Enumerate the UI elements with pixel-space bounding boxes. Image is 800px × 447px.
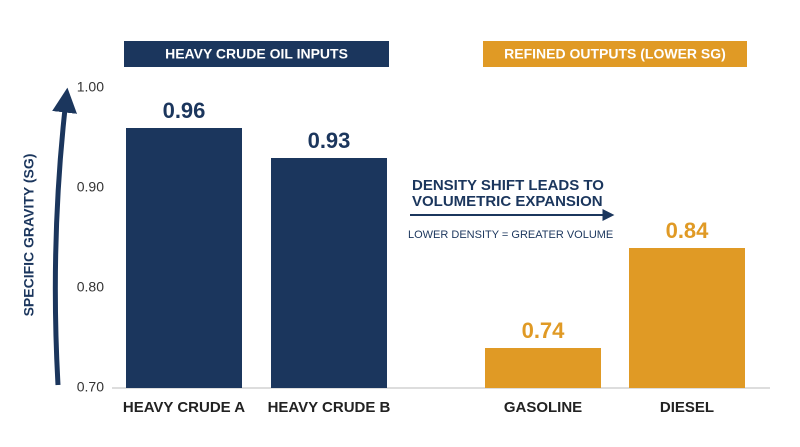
group-banner [124, 41, 389, 67]
group-banner [483, 41, 747, 67]
y-tick-label: 0.70 [77, 379, 104, 395]
y-tick-label: 1.00 [77, 79, 104, 95]
value-label: 0.74 [522, 318, 566, 343]
annotation: VOLUMETRIC EXPANSION [412, 193, 603, 210]
bar [629, 248, 745, 388]
y-axis-label: SPECIFIC GRAVITY (SG) [21, 154, 37, 317]
bar [271, 158, 387, 388]
x-tick-label: DIESEL [660, 399, 714, 416]
y-tick-label: 0.90 [77, 179, 104, 195]
value-label: 0.96 [163, 98, 206, 123]
bar [485, 348, 601, 388]
y-tick-label: 0.80 [77, 279, 104, 295]
x-tick-label: HEAVY CRUDE B [268, 399, 391, 416]
value-label: 0.93 [308, 128, 351, 153]
x-tick-label: HEAVY CRUDE A [123, 399, 245, 416]
axis-arrow [52, 87, 78, 386]
group-label: HEAVY CRUDE OIL INPUTS [165, 46, 348, 62]
bar [126, 128, 242, 388]
x-tick-label: GASOLINE [504, 399, 582, 416]
value-label: 0.84 [666, 218, 710, 243]
annotation-note: LOWER DENSITY = GREATER VOLUME [408, 229, 613, 241]
group-label: REFINED OUTPUTS (LOWER SG) [504, 46, 726, 62]
annotation: DENSITY SHIFT LEADS TO [412, 177, 604, 194]
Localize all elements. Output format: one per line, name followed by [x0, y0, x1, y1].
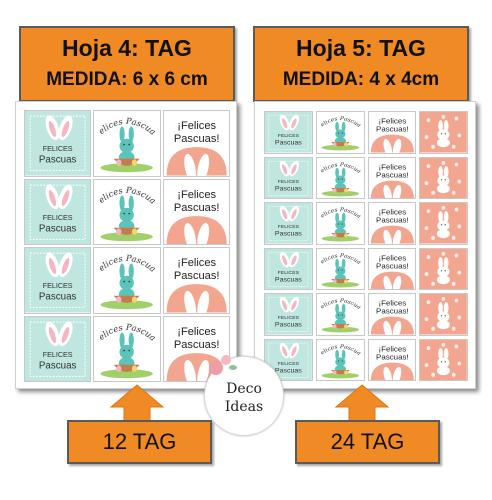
svg-text:¡Felices: ¡Felices: [378, 253, 406, 261]
exclaim-felices-pascuas-tag: ¡Felices Pascuas!: [367, 338, 417, 381]
svg-text:FELICES: FELICES: [43, 145, 73, 153]
felices-pascuas-ears-tag: FELICES Pascuas: [24, 247, 92, 314]
svg-text:¡Felices: ¡Felices: [378, 344, 406, 352]
svg-text:¡Felices: ¡Felices: [378, 117, 406, 125]
svg-text:¡Felices: ¡Felices: [378, 162, 406, 170]
exclaim-felices-pascuas-tag: ¡Felices Pascuas!: [367, 293, 417, 336]
svg-text:FELICES: FELICES: [278, 179, 299, 185]
bunny-pattern-tag: [419, 293, 468, 336]
bunny-pattern-tag: [419, 156, 468, 199]
bunny-basket-tag: Felices Pascuas: [315, 111, 365, 154]
svg-text:FELICES: FELICES: [43, 214, 73, 222]
felices-pascuas-ears-tag: FELICES Pascuas: [264, 156, 313, 199]
svg-text:Pascuas: Pascuas: [275, 276, 303, 282]
left-count-box: 12 TAG: [67, 420, 212, 464]
bunny-basket-tag: Felices Pascuas: [93, 110, 161, 177]
bunny-basket-tag: Felices Pascuas: [315, 247, 365, 290]
svg-text:FELICES: FELICES: [43, 351, 73, 359]
svg-text:Pascuas!: Pascuas!: [174, 339, 220, 351]
svg-text:FELICES: FELICES: [278, 315, 299, 321]
svg-text:FELICES: FELICES: [278, 270, 299, 276]
svg-text:Pascuas!: Pascuas!: [174, 133, 220, 145]
svg-text:Pascuas!: Pascuas!: [174, 202, 220, 214]
felices-pascuas-ears-tag: FELICES Pascuas: [24, 110, 92, 177]
bunny-basket-tag: Felices Pascuas: [315, 156, 365, 199]
right-up-arrow-icon: [334, 384, 390, 427]
svg-text:FELICES: FELICES: [43, 282, 73, 290]
flower-icon: [209, 361, 223, 375]
svg-text:Pascuas!: Pascuas!: [376, 261, 409, 269]
deco-ideas-logo: Deco Ideas: [204, 355, 284, 436]
svg-text:Pascuas: Pascuas: [39, 223, 77, 234]
right-banner-size: MEDIDA: 4 x 4cm: [282, 69, 440, 90]
svg-text:¡Felices: ¡Felices: [177, 120, 216, 132]
exclaim-felices-pascuas-tag: ¡Felices Pascuas!: [367, 202, 417, 245]
svg-text:Pascuas!: Pascuas!: [376, 352, 409, 360]
right-banner-title: Hoja 5: TAG: [296, 35, 426, 61]
bunny-basket-tag: Felices Pascuas: [93, 315, 161, 382]
exclaim-felices-pascuas-tag: ¡Felices Pascuas!: [367, 111, 417, 154]
right-banner: Hoja 5: TAG MEDIDA: 4 x 4cm: [253, 26, 469, 102]
svg-text:Pascuas: Pascuas: [275, 140, 303, 146]
logo-line-2: Ideas: [224, 399, 264, 415]
logo-line-1: Deco: [226, 381, 262, 397]
svg-text:Pascuas: Pascuas: [275, 322, 303, 328]
exclaim-felices-pascuas-tag: ¡Felices Pascuas!: [367, 156, 417, 199]
svg-text:FELICES: FELICES: [278, 361, 299, 367]
svg-text:Pascuas!: Pascuas!: [376, 216, 409, 224]
svg-text:FELICES: FELICES: [278, 133, 299, 139]
bunny-basket-tag: Felices Pascuas: [93, 247, 161, 314]
bunny-pattern-tag: [419, 247, 468, 290]
svg-text:Pascuas: Pascuas: [39, 155, 77, 166]
felices-pascuas-ears-tag: FELICES Pascuas: [24, 178, 92, 245]
svg-text:Pascuas!: Pascuas!: [174, 270, 220, 282]
svg-text:Pascuas: Pascuas: [275, 231, 303, 237]
svg-text:¡Felices: ¡Felices: [378, 299, 406, 307]
bunny-basket-tag: Felices Pascuas: [315, 202, 365, 245]
bunny-basket-tag: Felices Pascuas: [315, 338, 365, 381]
bunny-basket-tag: Felices Pascuas: [93, 178, 161, 245]
svg-text:FELICES: FELICES: [278, 224, 299, 230]
felices-pascuas-ears-tag: FELICES Pascuas: [264, 293, 313, 336]
svg-text:Pascuas!: Pascuas!: [376, 125, 409, 133]
svg-text:Pascuas: Pascuas: [275, 185, 303, 191]
svg-text:¡Felices: ¡Felices: [177, 326, 216, 338]
left-banner-size: MEDIDA: 6 x 6 cm: [46, 69, 208, 90]
svg-text:Pascuas!: Pascuas!: [376, 307, 409, 315]
svg-text:Pascuas: Pascuas: [39, 292, 77, 303]
svg-text:¡Felices: ¡Felices: [177, 257, 216, 269]
exclaim-felices-pascuas-tag: ¡Felices Pascuas!: [162, 110, 230, 177]
bunny-pattern-tag: [419, 202, 468, 245]
exclaim-felices-pascuas-tag: ¡Felices Pascuas!: [162, 247, 230, 314]
flower-icon: [221, 355, 231, 365]
leaf-icon: [229, 365, 237, 370]
left-sheet: FELICES Pascuas Felices Pascuas ¡Felices…: [15, 101, 237, 389]
exclaim-felices-pascuas-tag: ¡Felices Pascuas!: [162, 178, 230, 245]
bunny-pattern-tag: [419, 338, 468, 381]
svg-text:Pascuas: Pascuas: [39, 360, 77, 371]
bunny-pattern-tag: [419, 111, 468, 154]
left-banner-title: Hoja 4: TAG: [62, 35, 192, 61]
svg-text:¡Felices: ¡Felices: [177, 189, 216, 201]
felices-pascuas-ears-tag: FELICES Pascuas: [24, 315, 92, 382]
right-sheet: FELICES Pascuas Felices Pascuas ¡Felices…: [254, 101, 476, 389]
felices-pascuas-ears-tag: FELICES Pascuas: [264, 247, 313, 290]
left-up-arrow-icon: [109, 384, 165, 427]
svg-text:Pascuas: Pascuas: [275, 367, 303, 373]
bunny-basket-tag: Felices Pascuas: [315, 293, 365, 336]
left-banner: Hoja 4: TAG MEDIDA: 6 x 6 cm: [19, 26, 235, 102]
svg-text:Pascuas!: Pascuas!: [376, 170, 409, 178]
felices-pascuas-ears-tag: FELICES Pascuas: [264, 111, 313, 154]
right-count-box: 24 TAG: [295, 420, 440, 464]
exclaim-felices-pascuas-tag: ¡Felices Pascuas!: [367, 247, 417, 290]
svg-text:¡Felices: ¡Felices: [378, 208, 406, 216]
felices-pascuas-ears-tag: FELICES Pascuas: [264, 202, 313, 245]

#### YOUR GOAL:
Quote, without any change, the rows between the line holding "group-banner [124, 41, 389, 67]" and the line holding "group-label: REFINED OUTPUTS", inclusive.

#### THE RESULT:
group-banner [124, 41, 389, 67]
group-banner [483, 41, 747, 67]
y-tick-label: 0.70 [77, 379, 104, 395]
y-tick-label: 1.00 [77, 79, 104, 95]
value-label: 0.74 [522, 318, 566, 343]
annotation: VOLUMETRIC EXPANSION [412, 193, 603, 210]
bar [629, 248, 745, 388]
y-axis-label: SPECIFIC GRAVITY (SG) [21, 154, 37, 317]
bar [271, 158, 387, 388]
x-tick-label: DIESEL [660, 399, 714, 416]
y-tick-label: 0.90 [77, 179, 104, 195]
value-label: 0.96 [163, 98, 206, 123]
bar [485, 348, 601, 388]
y-tick-label: 0.80 [77, 279, 104, 295]
x-tick-label: HEAVY CRUDE B [268, 399, 391, 416]
value-label: 0.93 [308, 128, 351, 153]
x-tick-label: HEAVY CRUDE A [123, 399, 245, 416]
axis-arrow [52, 87, 78, 386]
group-label: HEAVY CRUDE OIL INPUTS [165, 46, 348, 62]
bar [126, 128, 242, 388]
x-tick-label: GASOLINE [504, 399, 582, 416]
value-label: 0.84 [666, 218, 710, 243]
annotation-note: LOWER DENSITY = GREATER VOLUME [408, 229, 613, 241]
group-label: REFINED OUTPUTS (LOWER SG) [504, 46, 726, 62]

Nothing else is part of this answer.